# Directive
Copy out the items below word for word, keeping every line as it is.

# Excerpted records
++++++++++++++++++++

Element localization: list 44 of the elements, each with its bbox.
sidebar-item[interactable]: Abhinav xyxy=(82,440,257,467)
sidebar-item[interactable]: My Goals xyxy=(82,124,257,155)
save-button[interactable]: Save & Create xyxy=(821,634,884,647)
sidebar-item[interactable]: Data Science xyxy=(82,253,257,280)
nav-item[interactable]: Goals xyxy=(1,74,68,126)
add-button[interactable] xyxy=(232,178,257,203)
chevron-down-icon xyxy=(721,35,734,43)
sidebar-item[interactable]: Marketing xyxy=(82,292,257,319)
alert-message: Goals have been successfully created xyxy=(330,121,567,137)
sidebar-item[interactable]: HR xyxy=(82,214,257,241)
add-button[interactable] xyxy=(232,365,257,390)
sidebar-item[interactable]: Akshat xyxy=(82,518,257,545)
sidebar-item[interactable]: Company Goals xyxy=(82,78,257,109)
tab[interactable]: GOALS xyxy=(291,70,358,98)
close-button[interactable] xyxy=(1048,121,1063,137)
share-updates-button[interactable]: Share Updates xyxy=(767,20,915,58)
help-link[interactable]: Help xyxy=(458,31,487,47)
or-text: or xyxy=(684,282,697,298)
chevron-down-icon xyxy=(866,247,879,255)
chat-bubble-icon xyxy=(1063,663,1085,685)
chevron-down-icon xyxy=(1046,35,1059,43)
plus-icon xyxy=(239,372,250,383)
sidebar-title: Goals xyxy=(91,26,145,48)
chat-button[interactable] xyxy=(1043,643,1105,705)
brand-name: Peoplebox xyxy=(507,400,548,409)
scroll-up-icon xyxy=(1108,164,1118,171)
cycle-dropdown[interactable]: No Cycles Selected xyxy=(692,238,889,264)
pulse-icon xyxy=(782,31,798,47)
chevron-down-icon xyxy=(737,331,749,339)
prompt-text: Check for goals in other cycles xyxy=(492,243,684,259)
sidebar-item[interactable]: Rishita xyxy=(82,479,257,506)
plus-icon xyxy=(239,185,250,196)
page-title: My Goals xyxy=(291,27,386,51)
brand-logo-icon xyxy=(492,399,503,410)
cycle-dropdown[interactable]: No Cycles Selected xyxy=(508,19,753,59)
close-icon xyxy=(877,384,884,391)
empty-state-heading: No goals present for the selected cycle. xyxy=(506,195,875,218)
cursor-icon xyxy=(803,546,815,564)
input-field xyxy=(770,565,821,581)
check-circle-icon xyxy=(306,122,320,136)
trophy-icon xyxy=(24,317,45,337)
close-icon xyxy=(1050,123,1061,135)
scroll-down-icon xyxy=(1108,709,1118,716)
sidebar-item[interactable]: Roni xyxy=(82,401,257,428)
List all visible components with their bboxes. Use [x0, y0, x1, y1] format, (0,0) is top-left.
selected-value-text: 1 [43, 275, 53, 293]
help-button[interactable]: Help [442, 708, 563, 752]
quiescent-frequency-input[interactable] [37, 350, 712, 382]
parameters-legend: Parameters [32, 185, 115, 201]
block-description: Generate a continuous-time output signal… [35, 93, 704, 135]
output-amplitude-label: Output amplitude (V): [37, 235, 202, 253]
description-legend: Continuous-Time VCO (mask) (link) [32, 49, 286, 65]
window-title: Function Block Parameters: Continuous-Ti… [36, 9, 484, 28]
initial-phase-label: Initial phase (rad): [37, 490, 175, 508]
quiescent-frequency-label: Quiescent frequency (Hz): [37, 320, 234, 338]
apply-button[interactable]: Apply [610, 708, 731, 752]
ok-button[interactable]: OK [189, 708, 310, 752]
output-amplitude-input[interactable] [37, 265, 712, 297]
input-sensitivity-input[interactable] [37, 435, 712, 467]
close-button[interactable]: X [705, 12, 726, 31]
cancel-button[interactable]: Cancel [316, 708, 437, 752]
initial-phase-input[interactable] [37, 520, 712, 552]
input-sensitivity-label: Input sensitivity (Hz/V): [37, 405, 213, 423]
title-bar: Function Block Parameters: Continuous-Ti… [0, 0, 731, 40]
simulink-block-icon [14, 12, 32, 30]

++++++++++++++++++++

# Answer to this problem
Element localization: list 44 of the elements, each with its bbox.
sidebar-item[interactable]: Abhinav xyxy=(82,440,257,467)
sidebar-item[interactable]: My Goals xyxy=(82,124,257,155)
save-button[interactable]: Save & Create xyxy=(821,634,884,647)
sidebar-item[interactable]: Data Science xyxy=(82,253,257,280)
nav-item[interactable]: Goals xyxy=(1,74,68,126)
add-button[interactable] xyxy=(232,178,257,203)
chevron-down-icon xyxy=(721,35,734,43)
sidebar-item[interactable]: Marketing xyxy=(82,292,257,319)
alert-message: Goals have been successfully created xyxy=(330,121,567,137)
sidebar-item[interactable]: HR xyxy=(82,214,257,241)
add-button[interactable] xyxy=(232,365,257,390)
sidebar-item[interactable]: Akshat xyxy=(82,518,257,545)
sidebar-item[interactable]: Company Goals xyxy=(82,78,257,109)
tab[interactable]: GOALS xyxy=(291,70,358,98)
close-button[interactable] xyxy=(1048,121,1063,137)
share-updates-button[interactable]: Share Updates xyxy=(767,20,915,58)
help-link[interactable]: Help xyxy=(458,31,487,47)
or-text: or xyxy=(684,282,697,298)
chevron-down-icon xyxy=(866,247,879,255)
chat-bubble-icon xyxy=(1063,663,1085,685)
chevron-down-icon xyxy=(1046,35,1059,43)
plus-icon xyxy=(239,372,250,383)
sidebar-title: Goals xyxy=(91,26,145,48)
chat-button[interactable] xyxy=(1043,643,1105,705)
brand-name: Peoplebox xyxy=(507,400,548,409)
scroll-up-icon xyxy=(1108,164,1118,171)
cycle-dropdown[interactable]: No Cycles Selected xyxy=(692,238,889,264)
pulse-icon xyxy=(782,31,798,47)
chevron-down-icon xyxy=(737,331,749,339)
prompt-text: Check for goals in other cycles xyxy=(492,243,684,259)
sidebar-item[interactable]: Rishita xyxy=(82,479,257,506)
plus-icon xyxy=(239,185,250,196)
page-title: My Goals xyxy=(291,27,386,51)
brand-logo-icon xyxy=(492,399,503,410)
cycle-dropdown[interactable]: No Cycles Selected xyxy=(508,19,753,59)
close-icon xyxy=(877,384,884,391)
empty-state-heading: No goals present for the selected cycle. xyxy=(506,195,875,218)
cursor-icon xyxy=(803,546,815,564)
input-field xyxy=(770,565,821,581)
check-circle-icon xyxy=(306,122,320,136)
trophy-icon xyxy=(24,317,45,337)
close-icon xyxy=(1050,123,1061,135)
scroll-down-icon xyxy=(1108,709,1118,716)
sidebar-item[interactable]: Roni xyxy=(82,401,257,428)
List all visible components with their bboxes. Use [x0, y0, x1, y1] format, (0,0) is top-left.
selected-value-text: 1 [43, 275, 53, 293]
help-button[interactable]: Help [442, 708, 563, 752]
quiescent-frequency-input[interactable] [37, 350, 712, 382]
parameters-legend: Parameters [32, 185, 115, 201]
block-description: Generate a continuous-time output signal… [35, 93, 704, 135]
output-amplitude-label: Output amplitude (V): [37, 235, 202, 253]
description-legend: Continuous-Time VCO (mask) (link) [32, 49, 286, 65]
window-title: Function Block Parameters: Continuous-Ti… [36, 9, 484, 28]
initial-phase-label: Initial phase (rad): [37, 490, 175, 508]
quiescent-frequency-label: Quiescent frequency (Hz): [37, 320, 234, 338]
apply-button[interactable]: Apply [610, 708, 731, 752]
ok-button[interactable]: OK [189, 708, 310, 752]
output-amplitude-input[interactable] [37, 265, 712, 297]
input-sensitivity-input[interactable] [37, 435, 712, 467]
close-button[interactable]: X [705, 12, 726, 31]
cancel-button[interactable]: Cancel [316, 708, 437, 752]
initial-phase-input[interactable] [37, 520, 712, 552]
input-sensitivity-label: Input sensitivity (Hz/V): [37, 405, 213, 423]
title-bar: Function Block Parameters: Continuous-Ti… [0, 0, 731, 40]
simulink-block-icon [14, 12, 32, 30]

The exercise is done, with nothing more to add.